Written request ->
Will you print the material below without altering a single character?

** begin Dataset entries **

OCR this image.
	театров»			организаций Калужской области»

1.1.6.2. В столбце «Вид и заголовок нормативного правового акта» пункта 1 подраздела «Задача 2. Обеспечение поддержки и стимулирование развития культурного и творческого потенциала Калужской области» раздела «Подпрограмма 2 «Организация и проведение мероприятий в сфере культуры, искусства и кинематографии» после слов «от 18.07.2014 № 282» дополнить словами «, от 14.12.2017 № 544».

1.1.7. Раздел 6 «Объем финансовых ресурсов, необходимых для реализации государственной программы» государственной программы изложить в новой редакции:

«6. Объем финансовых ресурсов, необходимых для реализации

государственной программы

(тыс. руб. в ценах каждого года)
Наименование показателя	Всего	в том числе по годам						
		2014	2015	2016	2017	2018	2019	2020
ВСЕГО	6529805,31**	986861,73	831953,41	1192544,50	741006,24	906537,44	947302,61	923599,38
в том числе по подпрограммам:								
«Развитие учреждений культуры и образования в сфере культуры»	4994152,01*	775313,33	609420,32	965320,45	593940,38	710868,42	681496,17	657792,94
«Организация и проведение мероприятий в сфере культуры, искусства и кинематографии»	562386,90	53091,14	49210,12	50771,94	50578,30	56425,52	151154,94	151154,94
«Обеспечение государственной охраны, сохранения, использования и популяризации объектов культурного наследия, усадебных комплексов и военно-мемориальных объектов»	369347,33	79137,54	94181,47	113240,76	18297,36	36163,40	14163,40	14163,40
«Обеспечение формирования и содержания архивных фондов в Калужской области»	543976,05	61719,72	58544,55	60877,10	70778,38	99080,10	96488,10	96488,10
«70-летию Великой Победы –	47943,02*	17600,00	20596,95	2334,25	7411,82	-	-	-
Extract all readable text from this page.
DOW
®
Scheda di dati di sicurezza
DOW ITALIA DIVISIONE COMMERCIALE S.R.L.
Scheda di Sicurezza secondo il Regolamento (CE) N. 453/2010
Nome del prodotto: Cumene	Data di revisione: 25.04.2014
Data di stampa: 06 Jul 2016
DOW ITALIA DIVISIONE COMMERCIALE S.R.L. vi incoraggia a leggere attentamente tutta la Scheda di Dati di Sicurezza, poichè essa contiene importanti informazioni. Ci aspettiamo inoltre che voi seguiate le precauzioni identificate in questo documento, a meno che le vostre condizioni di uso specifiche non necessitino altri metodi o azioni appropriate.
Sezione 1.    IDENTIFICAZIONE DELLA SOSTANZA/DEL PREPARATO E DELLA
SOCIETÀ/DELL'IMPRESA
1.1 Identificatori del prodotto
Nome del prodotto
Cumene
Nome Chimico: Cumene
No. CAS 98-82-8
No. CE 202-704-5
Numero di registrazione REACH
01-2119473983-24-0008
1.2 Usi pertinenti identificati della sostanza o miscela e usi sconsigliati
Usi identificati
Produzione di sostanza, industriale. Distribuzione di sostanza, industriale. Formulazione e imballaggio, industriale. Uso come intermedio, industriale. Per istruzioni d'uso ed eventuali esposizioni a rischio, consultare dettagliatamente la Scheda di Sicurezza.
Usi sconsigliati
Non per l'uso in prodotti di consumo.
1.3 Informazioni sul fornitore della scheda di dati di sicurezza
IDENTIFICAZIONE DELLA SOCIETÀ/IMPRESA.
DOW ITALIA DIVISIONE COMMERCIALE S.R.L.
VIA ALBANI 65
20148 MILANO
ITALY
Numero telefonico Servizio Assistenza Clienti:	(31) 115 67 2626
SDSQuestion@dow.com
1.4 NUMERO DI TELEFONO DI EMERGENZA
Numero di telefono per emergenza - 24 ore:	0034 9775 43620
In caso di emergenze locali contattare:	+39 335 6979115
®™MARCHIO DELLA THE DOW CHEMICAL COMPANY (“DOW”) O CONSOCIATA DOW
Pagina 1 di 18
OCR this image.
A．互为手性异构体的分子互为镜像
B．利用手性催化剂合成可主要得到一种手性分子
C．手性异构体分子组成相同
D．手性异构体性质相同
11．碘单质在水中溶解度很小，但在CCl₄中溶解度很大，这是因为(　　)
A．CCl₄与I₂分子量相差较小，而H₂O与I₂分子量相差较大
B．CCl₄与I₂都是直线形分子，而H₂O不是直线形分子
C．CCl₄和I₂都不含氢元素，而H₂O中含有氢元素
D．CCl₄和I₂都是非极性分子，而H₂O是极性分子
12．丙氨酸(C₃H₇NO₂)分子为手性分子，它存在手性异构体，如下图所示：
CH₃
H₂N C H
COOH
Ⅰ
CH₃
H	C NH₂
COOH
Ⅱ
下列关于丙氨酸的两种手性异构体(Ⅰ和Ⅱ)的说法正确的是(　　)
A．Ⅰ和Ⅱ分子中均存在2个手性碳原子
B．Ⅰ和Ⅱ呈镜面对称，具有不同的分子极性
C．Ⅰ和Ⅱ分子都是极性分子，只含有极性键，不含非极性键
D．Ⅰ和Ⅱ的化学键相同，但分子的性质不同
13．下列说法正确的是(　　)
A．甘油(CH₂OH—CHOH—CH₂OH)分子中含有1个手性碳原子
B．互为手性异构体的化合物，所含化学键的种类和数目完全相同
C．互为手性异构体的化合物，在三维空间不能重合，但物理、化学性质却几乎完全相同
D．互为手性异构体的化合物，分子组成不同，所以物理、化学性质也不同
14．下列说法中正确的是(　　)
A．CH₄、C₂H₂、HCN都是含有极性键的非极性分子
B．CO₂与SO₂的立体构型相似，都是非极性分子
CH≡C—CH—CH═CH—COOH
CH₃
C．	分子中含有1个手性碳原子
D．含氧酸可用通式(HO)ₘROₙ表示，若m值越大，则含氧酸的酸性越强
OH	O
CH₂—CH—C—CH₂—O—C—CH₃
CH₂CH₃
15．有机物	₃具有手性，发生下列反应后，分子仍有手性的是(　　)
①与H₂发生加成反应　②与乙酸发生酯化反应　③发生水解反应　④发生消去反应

** end Dataset entries **

Solution to this exercise ->
OCR this image.
	театров»			организаций Калужской области»

1.1.6.2. В столбце «Вид и заголовок нормативного правового акта» пункта 1 подраздела «Задача 2. Обеспечение поддержки и стимулирование развития культурного и творческого потенциала Калужской области» раздела «Подпрограмма 2 «Организация и проведение мероприятий в сфере культуры, искусства и кинематографии» после слов «от 18.07.2014 № 282» дополнить словами «, от 14.12.2017 № 544».

1.1.7. Раздел 6 «Объем финансовых ресурсов, необходимых для реализации государственной программы» государственной программы изложить в новой редакции:

«6. Объем финансовых ресурсов, необходимых для реализации

государственной программы

(тыс. руб. в ценах каждого года)
Наименование показателя	Всего	в том числе по годам						
		2014	2015	2016	2017	2018	2019	2020
ВСЕГО	6529805,31**	986861,73	831953,41	1192544,50	741006,24	906537,44	947302,61	923599,38
в том числе по подпрограммам:								
«Развитие учреждений культуры и образования в сфере культуры»	4994152,01*	775313,33	609420,32	965320,45	593940,38	710868,42	681496,17	657792,94
«Организация и проведение мероприятий в сфере культуры, искусства и кинематографии»	562386,90	53091,14	49210,12	50771,94	50578,30	56425,52	151154,94	151154,94
«Обеспечение государственной охраны, сохранения, использования и популяризации объектов культурного наследия, усадебных комплексов и военно-мемориальных объектов»	369347,33	79137,54	94181,47	113240,76	18297,36	36163,40	14163,40	14163,40
«Обеспечение формирования и содержания архивных фондов в Калужской области»	543976,05	61719,72	58544,55	60877,10	70778,38	99080,10	96488,10	96488,10
«70-летию Великой Победы –	47943,02*	17600,00	20596,95	2334,25	7411,82	-	-	-
Extract all readable text from this page.
DOW
®
Scheda di dati di sicurezza
DOW ITALIA DIVISIONE COMMERCIALE S.R.L.
Scheda di Sicurezza secondo il Regolamento (CE) N. 453/2010
Nome del prodotto: Cumene	Data di revisione: 25.04.2014
Data di stampa: 06 Jul 2016
DOW ITALIA DIVISIONE COMMERCIALE S.R.L. vi incoraggia a leggere attentamente tutta la Scheda di Dati di Sicurezza, poichè essa contiene importanti informazioni. Ci aspettiamo inoltre che voi seguiate le precauzioni identificate in questo documento, a meno che le vostre condizioni di uso specifiche non necessitino altri metodi o azioni appropriate.
Sezione 1.    IDENTIFICAZIONE DELLA SOSTANZA/DEL PREPARATO E DELLA
SOCIETÀ/DELL'IMPRESA
1.1 Identificatori del prodotto
Nome del prodotto
Cumene
Nome Chimico: Cumene
No. CAS 98-82-8
No. CE 202-704-5
Numero di registrazione REACH
01-2119473983-24-0008
1.2 Usi pertinenti identificati della sostanza o miscela e usi sconsigliati
Usi identificati
Produzione di sostanza, industriale. Distribuzione di sostanza, industriale. Formulazione e imballaggio, industriale. Uso come intermedio, industriale. Per istruzioni d'uso ed eventuali esposizioni a rischio, consultare dettagliatamente la Scheda di Sicurezza.
Usi sconsigliati
Non per l'uso in prodotti di consumo.
1.3 Informazioni sul fornitore della scheda di dati di sicurezza
IDENTIFICAZIONE DELLA SOCIETÀ/IMPRESA.
DOW ITALIA DIVISIONE COMMERCIALE S.R.L.
VIA ALBANI 65
20148 MILANO
ITALY
Numero telefonico Servizio Assistenza Clienti:	(31) 115 67 2626
SDSQuestion@dow.com
1.4 NUMERO DI TELEFONO DI EMERGENZA
Numero di telefono per emergenza - 24 ore:	0034 9775 43620
In caso di emergenze locali contattare:	+39 335 6979115
®™MARCHIO DELLA THE DOW CHEMICAL COMPANY (“DOW”) O CONSOCIATA DOW
Pagina 1 di 18
OCR this image.
A．互为手性异构体的分子互为镜像
B．利用手性催化剂合成可主要得到一种手性分子
C．手性异构体分子组成相同
D．手性异构体性质相同
11．碘单质在水中溶解度很小，但在CCl₄中溶解度很大，这是因为(　　)
A．CCl₄与I₂分子量相差较小，而H₂O与I₂分子量相差较大
B．CCl₄与I₂都是直线形分子，而H₂O不是直线形分子
C．CCl₄和I₂都不含氢元素，而H₂O中含有氢元素
D．CCl₄和I₂都是非极性分子，而H₂O是极性分子
12．丙氨酸(C₃H₇NO₂)分子为手性分子，它存在手性异构体，如下图所示：
CH₃
H₂N C H
COOH
Ⅰ
CH₃
H	C NH₂
COOH
Ⅱ
下列关于丙氨酸的两种手性异构体(Ⅰ和Ⅱ)的说法正确的是(　　)
A．Ⅰ和Ⅱ分子中均存在2个手性碳原子
B．Ⅰ和Ⅱ呈镜面对称，具有不同的分子极性
C．Ⅰ和Ⅱ分子都是极性分子，只含有极性键，不含非极性键
D．Ⅰ和Ⅱ的化学键相同，但分子的性质不同
13．下列说法正确的是(　　)
A．甘油(CH₂OH—CHOH—CH₂OH)分子中含有1个手性碳原子
B．互为手性异构体的化合物，所含化学键的种类和数目完全相同
C．互为手性异构体的化合物，在三维空间不能重合，但物理、化学性质却几乎完全相同
D．互为手性异构体的化合物，分子组成不同，所以物理、化学性质也不同
14．下列说法中正确的是(　　)
A．CH₄、C₂H₂、HCN都是含有极性键的非极性分子
B．CO₂与SO₂的立体构型相似，都是非极性分子
CH≡C—CH—CH═CH—COOH
CH₃
C．	分子中含有1个手性碳原子
D．含氧酸可用通式(HO)ₘROₙ表示，若m值越大，则含氧酸的酸性越强
OH	O
CH₂—CH—C—CH₂—O—C—CH₃
CH₂CH₃
15．有机物	₃具有手性，发生下列反应后，分子仍有手性的是(　　)
①与H₂发生加成反应　②与乙酸发生酯化反应　③发生水解反应　④发生消去反应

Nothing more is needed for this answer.